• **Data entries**
Start

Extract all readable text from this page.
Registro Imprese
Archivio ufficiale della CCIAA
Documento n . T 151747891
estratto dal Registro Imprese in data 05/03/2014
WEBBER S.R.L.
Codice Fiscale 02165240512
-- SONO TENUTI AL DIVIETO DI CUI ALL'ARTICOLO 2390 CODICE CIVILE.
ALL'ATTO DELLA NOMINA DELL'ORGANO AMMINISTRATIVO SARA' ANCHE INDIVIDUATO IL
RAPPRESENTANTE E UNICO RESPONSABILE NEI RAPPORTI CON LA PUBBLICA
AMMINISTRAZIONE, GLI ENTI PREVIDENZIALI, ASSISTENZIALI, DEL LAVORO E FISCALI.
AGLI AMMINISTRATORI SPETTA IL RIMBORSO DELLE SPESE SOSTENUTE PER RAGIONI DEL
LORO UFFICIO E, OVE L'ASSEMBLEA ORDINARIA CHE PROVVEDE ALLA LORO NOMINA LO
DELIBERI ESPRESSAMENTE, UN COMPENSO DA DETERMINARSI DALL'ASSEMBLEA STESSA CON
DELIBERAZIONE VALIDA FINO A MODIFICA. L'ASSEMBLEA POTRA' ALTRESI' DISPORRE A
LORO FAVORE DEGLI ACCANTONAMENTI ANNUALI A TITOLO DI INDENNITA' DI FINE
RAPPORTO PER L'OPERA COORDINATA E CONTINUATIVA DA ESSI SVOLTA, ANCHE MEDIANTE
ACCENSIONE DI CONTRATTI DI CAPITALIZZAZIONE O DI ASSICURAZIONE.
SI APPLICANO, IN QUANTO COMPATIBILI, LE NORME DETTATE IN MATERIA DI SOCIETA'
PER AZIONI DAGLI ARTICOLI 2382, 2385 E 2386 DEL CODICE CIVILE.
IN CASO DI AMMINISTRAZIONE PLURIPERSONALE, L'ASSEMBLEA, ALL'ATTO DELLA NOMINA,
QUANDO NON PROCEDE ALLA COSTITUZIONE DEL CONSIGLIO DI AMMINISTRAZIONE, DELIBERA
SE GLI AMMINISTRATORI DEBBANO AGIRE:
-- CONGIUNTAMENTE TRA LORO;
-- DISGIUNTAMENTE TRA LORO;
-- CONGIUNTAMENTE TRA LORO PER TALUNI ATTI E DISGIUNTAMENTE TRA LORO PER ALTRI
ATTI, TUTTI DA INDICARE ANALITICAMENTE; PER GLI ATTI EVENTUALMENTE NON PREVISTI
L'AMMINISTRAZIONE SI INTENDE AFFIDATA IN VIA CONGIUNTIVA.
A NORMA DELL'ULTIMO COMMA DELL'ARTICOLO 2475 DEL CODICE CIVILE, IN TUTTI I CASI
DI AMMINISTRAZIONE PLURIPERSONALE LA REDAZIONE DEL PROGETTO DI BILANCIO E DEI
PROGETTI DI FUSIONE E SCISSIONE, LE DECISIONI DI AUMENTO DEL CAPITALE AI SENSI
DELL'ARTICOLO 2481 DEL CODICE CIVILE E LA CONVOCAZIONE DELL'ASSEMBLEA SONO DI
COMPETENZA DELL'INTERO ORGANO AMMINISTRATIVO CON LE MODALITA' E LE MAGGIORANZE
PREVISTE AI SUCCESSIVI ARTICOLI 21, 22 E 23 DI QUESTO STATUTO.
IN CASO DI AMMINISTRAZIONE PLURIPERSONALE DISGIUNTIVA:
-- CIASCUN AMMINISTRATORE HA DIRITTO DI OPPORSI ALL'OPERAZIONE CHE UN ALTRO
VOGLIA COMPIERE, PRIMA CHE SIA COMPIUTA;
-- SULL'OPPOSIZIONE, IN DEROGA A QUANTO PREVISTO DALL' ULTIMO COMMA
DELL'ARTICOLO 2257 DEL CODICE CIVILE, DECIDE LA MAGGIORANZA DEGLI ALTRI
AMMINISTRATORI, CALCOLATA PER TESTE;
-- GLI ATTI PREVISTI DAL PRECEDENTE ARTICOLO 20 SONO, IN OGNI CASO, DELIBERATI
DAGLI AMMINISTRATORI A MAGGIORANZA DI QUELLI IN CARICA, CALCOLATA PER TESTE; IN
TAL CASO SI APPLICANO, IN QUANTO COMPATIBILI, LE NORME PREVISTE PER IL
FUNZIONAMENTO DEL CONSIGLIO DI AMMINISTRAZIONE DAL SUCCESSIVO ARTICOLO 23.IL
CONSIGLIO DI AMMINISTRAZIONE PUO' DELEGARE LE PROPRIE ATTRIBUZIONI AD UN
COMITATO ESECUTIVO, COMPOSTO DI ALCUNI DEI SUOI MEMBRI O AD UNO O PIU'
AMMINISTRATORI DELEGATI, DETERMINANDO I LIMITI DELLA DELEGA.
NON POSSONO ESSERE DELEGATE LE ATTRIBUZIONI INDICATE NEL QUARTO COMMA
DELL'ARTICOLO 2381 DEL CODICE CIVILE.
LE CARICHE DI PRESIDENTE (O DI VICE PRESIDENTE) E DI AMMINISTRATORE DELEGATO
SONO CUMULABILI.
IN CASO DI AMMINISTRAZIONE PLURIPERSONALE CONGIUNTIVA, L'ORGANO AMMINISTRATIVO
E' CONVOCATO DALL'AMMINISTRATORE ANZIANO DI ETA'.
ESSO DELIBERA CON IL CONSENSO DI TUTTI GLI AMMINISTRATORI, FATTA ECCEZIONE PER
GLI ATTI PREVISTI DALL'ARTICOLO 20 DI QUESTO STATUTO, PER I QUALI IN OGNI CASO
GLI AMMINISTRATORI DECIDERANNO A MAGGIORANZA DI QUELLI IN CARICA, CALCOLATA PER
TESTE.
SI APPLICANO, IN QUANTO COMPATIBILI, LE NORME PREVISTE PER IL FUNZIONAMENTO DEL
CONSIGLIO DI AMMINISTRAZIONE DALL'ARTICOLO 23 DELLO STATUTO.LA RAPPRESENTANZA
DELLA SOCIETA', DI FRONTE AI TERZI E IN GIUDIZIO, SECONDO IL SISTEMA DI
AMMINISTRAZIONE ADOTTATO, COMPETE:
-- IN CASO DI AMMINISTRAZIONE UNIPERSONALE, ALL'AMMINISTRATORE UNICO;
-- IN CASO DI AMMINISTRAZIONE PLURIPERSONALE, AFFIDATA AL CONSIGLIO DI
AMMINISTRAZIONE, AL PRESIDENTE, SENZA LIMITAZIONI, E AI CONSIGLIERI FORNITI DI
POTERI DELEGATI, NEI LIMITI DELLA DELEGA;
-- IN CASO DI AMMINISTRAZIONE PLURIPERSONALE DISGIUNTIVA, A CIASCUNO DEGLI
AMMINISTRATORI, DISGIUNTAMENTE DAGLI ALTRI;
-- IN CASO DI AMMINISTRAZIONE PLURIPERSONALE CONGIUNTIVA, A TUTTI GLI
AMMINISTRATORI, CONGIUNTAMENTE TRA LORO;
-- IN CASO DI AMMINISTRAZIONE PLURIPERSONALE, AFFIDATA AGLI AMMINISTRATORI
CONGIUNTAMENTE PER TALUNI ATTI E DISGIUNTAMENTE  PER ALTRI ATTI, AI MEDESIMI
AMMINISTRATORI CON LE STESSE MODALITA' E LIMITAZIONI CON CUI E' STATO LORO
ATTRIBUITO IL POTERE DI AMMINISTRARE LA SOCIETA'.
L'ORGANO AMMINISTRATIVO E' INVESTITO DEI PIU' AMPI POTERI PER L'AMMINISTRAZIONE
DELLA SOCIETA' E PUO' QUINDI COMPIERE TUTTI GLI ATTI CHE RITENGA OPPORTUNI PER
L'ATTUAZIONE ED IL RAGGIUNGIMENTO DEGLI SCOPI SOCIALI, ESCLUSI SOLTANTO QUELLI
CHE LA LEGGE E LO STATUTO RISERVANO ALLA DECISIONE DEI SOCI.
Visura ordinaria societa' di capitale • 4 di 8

End

• **Your instructions**
Gather and return every line that holds the string "Registro".

• **Full output**
Registro Imprese
estratto dal Registro Imprese in data 05/03/2014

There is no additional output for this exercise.